#### [Items]
↓

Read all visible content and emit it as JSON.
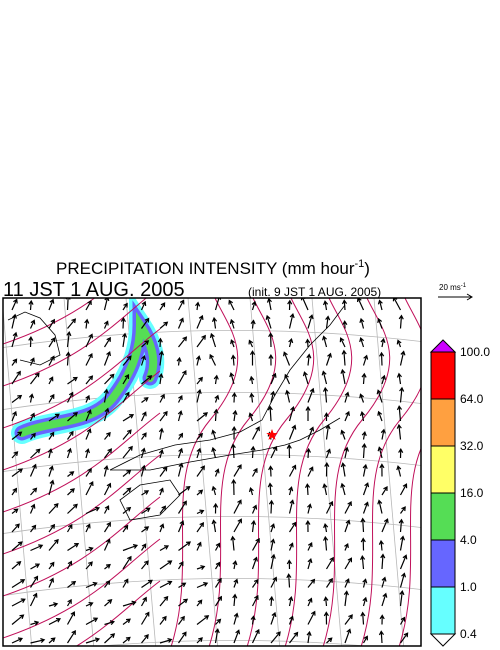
{
  "title": {
    "text": "PRECIPITATION INTENSITY (mm hour",
    "superscript": "-1",
    "close": ")"
  },
  "valid_time": "11 JST 1 AUG. 2005",
  "init_time": "(init. 9 JST 1 AUG. 2005)",
  "vector_scale": {
    "label": "20 ms",
    "superscript": "-1"
  },
  "colorbar": {
    "over_color": "#cc00ff",
    "under_color": "#ffffff",
    "levels": [
      "100.0",
      "64.0",
      "32.0",
      "16.0",
      "4.0",
      "1.0",
      "0.4"
    ],
    "colors": [
      "#ff0000",
      "#ffa040",
      "#ffff66",
      "#55dd55",
      "#6666ff",
      "#66ffff"
    ]
  }
}
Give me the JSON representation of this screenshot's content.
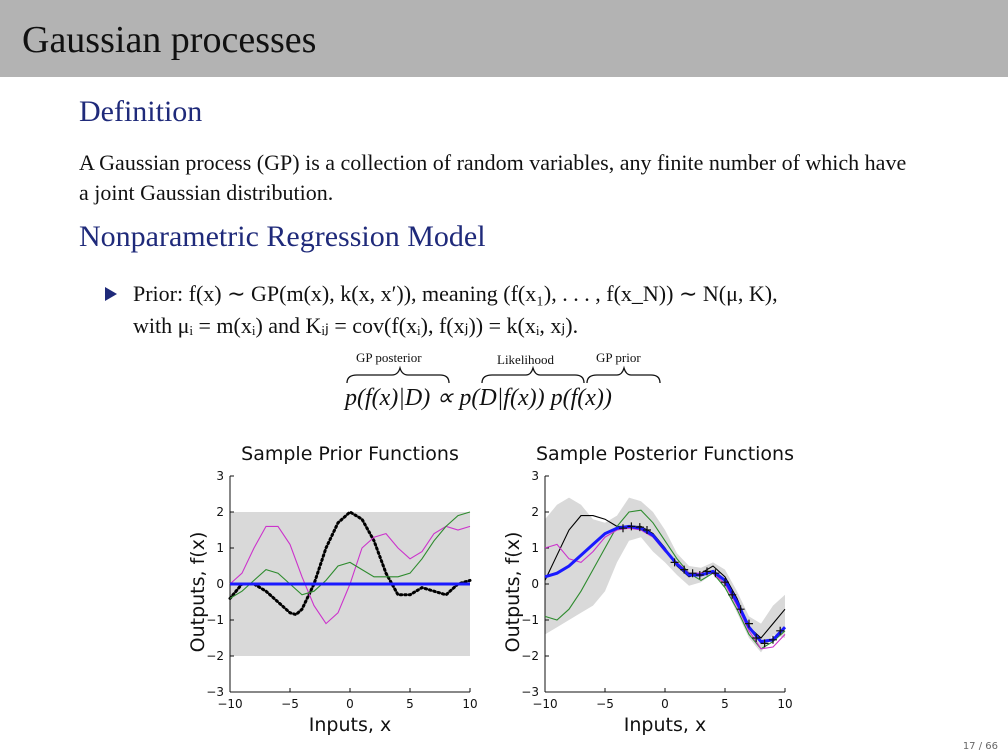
{
  "header": {
    "title": "Gaussian processes"
  },
  "definition": {
    "heading": "Definition",
    "text": "A Gaussian process (GP) is a collection of random variables, any finite number of which have a joint Gaussian distribution."
  },
  "model": {
    "heading": "Nonparametric Regression Model",
    "bullet_line1": "Prior: f(x) ∼ GP(m(x), k(x, x′)), meaning (f(x₁), . . . , f(x_N)) ∼ N(μ, K),",
    "bullet_line2": "with μᵢ = m(xᵢ) and Kᵢⱼ = cov(f(xᵢ), f(xⱼ)) = k(xᵢ, xⱼ).",
    "brace_labels": {
      "posterior": "GP posterior",
      "likelihood": "Likelihood",
      "prior": "GP prior"
    },
    "equation": "p(f(x)|D) ∝ p(D|f(x)) p(f(x))"
  },
  "page": {
    "number": "17 / 66"
  },
  "colors": {
    "heading": "#1f2a7a",
    "header_bg": "#b3b3b3",
    "mean": "#1a1aff",
    "band": "#d9d9d9"
  },
  "chart_data": [
    {
      "type": "line",
      "title": "Sample Prior Functions",
      "xlabel": "Inputs, x",
      "ylabel": "Outputs, f(x)",
      "xlim": [
        -10,
        10
      ],
      "ylim": [
        -3,
        3
      ],
      "xticks": [
        "−10",
        "−5",
        "0",
        "5",
        "10"
      ],
      "yticks": [
        "−3",
        "−2",
        "−1",
        "0",
        "1",
        "2",
        "3"
      ],
      "band": {
        "x": [
          -10,
          10
        ],
        "lower": [
          -2,
          -2
        ],
        "upper": [
          2,
          2
        ]
      },
      "mean": {
        "x": [
          -10,
          10
        ],
        "values": [
          0,
          0
        ]
      },
      "series": [
        {
          "color": "#000000",
          "style": "dotted",
          "x": [
            -10,
            -9,
            -8,
            -7,
            -6,
            -5,
            -4.5,
            -4,
            -3,
            -2,
            -1,
            0,
            1,
            2,
            3,
            4,
            5,
            6,
            7,
            8,
            9,
            10
          ],
          "values": [
            -0.4,
            0.0,
            0.0,
            -0.2,
            -0.5,
            -0.8,
            -0.85,
            -0.7,
            0.0,
            1.0,
            1.7,
            2.0,
            1.8,
            1.2,
            0.3,
            -0.3,
            -0.3,
            -0.1,
            -0.2,
            -0.3,
            0.0,
            0.1
          ]
        },
        {
          "color": "#cc33cc",
          "style": "solid",
          "x": [
            -10,
            -9,
            -8,
            -7,
            -6,
            -5,
            -4,
            -3,
            -2,
            -1,
            0,
            1,
            2,
            3,
            4,
            5,
            6,
            7,
            8,
            9,
            10
          ],
          "values": [
            0.0,
            0.3,
            1.0,
            1.6,
            1.6,
            1.1,
            0.2,
            -0.6,
            -1.1,
            -0.8,
            0.0,
            1.0,
            1.3,
            1.4,
            1.0,
            0.7,
            0.9,
            1.4,
            1.6,
            1.5,
            1.6
          ]
        },
        {
          "color": "#2e8b2e",
          "style": "solid",
          "x": [
            -10,
            -9,
            -8,
            -7,
            -6,
            -5,
            -4,
            -3,
            -2,
            -1,
            0,
            1,
            2,
            3,
            4,
            5,
            6,
            7,
            8,
            9,
            10
          ],
          "values": [
            -0.4,
            -0.2,
            0.1,
            0.4,
            0.3,
            0.0,
            -0.3,
            -0.2,
            0.1,
            0.5,
            0.6,
            0.4,
            0.2,
            0.2,
            0.2,
            0.3,
            0.7,
            1.2,
            1.6,
            1.9,
            2.0
          ]
        }
      ]
    },
    {
      "type": "line",
      "title": "Sample Posterior Functions",
      "xlabel": "Inputs, x",
      "ylabel": "Outputs, f(x)",
      "xlim": [
        -10,
        10
      ],
      "ylim": [
        -3,
        3
      ],
      "xticks": [
        "−10",
        "−5",
        "0",
        "5",
        "10"
      ],
      "yticks": [
        "−3",
        "−2",
        "−1",
        "0",
        "1",
        "2",
        "3"
      ],
      "band": {
        "x": [
          -10,
          -9,
          -8,
          -7,
          -6,
          -5,
          -4,
          -3,
          -2,
          -1,
          0,
          1,
          2,
          3,
          4,
          5,
          6,
          7,
          8,
          9,
          10
        ],
        "lower": [
          -1.4,
          -1.2,
          -1.0,
          -0.8,
          -0.6,
          -0.2,
          0.6,
          1.2,
          1.3,
          0.9,
          0.6,
          0.25,
          -0.05,
          0.05,
          0.3,
          -0.1,
          -0.8,
          -1.5,
          -1.9,
          -1.4,
          -1.5
        ],
        "upper": [
          1.8,
          2.2,
          2.4,
          2.2,
          1.8,
          1.7,
          1.9,
          2.4,
          2.3,
          2.0,
          1.5,
          0.85,
          0.5,
          0.45,
          0.6,
          0.4,
          -0.2,
          -0.9,
          -1.1,
          -0.6,
          -0.3
        ]
      },
      "mean": {
        "x": [
          -10,
          -9,
          -8,
          -7,
          -6,
          -5,
          -4,
          -3,
          -2,
          -1,
          0,
          1,
          2,
          3,
          4,
          5,
          6,
          7,
          8,
          9,
          10
        ],
        "values": [
          0.2,
          0.3,
          0.5,
          0.8,
          1.1,
          1.4,
          1.55,
          1.6,
          1.55,
          1.35,
          0.95,
          0.55,
          0.25,
          0.25,
          0.35,
          0.1,
          -0.5,
          -1.2,
          -1.6,
          -1.55,
          -1.2
        ]
      },
      "series": [
        {
          "color": "#000000",
          "style": "solid",
          "x": [
            -10,
            -9,
            -8,
            -7,
            -6,
            -5,
            -4,
            -3,
            -2,
            -1,
            0,
            1,
            2,
            3,
            4,
            5,
            6,
            7,
            8,
            9,
            10
          ],
          "values": [
            0.1,
            0.8,
            1.5,
            1.9,
            1.9,
            1.8,
            1.6,
            1.6,
            1.6,
            1.4,
            1.0,
            0.5,
            0.2,
            0.3,
            0.5,
            0.2,
            -0.4,
            -1.2,
            -1.5,
            -1.1,
            -0.7
          ]
        },
        {
          "color": "#2e8b2e",
          "style": "solid",
          "x": [
            -10,
            -9,
            -8,
            -7,
            -6,
            -5,
            -4,
            -3,
            -2,
            -1,
            0,
            1,
            2,
            3,
            4,
            5,
            6,
            7,
            8,
            9,
            10
          ],
          "values": [
            -0.9,
            -1.0,
            -0.7,
            -0.2,
            0.4,
            1.0,
            1.6,
            2.0,
            2.05,
            1.7,
            1.2,
            0.7,
            0.3,
            0.1,
            0.3,
            -0.1,
            -0.7,
            -1.4,
            -1.8,
            -1.6,
            -1.3
          ]
        },
        {
          "color": "#cc33cc",
          "style": "solid",
          "x": [
            -10,
            -9,
            -8,
            -7,
            -6,
            -5,
            -4,
            -3,
            -2,
            -1,
            0,
            1,
            2,
            3,
            4,
            5,
            6,
            7,
            8,
            9,
            10
          ],
          "values": [
            1.0,
            1.1,
            0.7,
            0.6,
            0.9,
            1.3,
            1.5,
            1.55,
            1.5,
            1.3,
            0.9,
            0.6,
            0.3,
            0.3,
            0.3,
            0.0,
            -0.6,
            -1.3,
            -1.8,
            -1.75,
            -1.4
          ]
        }
      ],
      "observations": {
        "x": [
          -3.5,
          -2.8,
          -2.1,
          -1.5,
          0.8,
          1.6,
          2.3,
          2.9,
          3.5,
          4.2,
          5.0,
          5.6,
          6.3,
          7.0,
          7.6,
          8.3,
          9.0,
          9.6
        ],
        "y": [
          1.55,
          1.6,
          1.58,
          1.5,
          0.6,
          0.4,
          0.3,
          0.25,
          0.35,
          0.3,
          0.05,
          -0.3,
          -0.7,
          -1.1,
          -1.5,
          -1.65,
          -1.55,
          -1.3
        ]
      }
    }
  ]
}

↑

#### [Request]
Identify the lines above that contain the word "Functions", then copy them.

#### [Solved exercise]
      "title": "Sample Prior Functions",
      "title": "Sample Posterior Functions",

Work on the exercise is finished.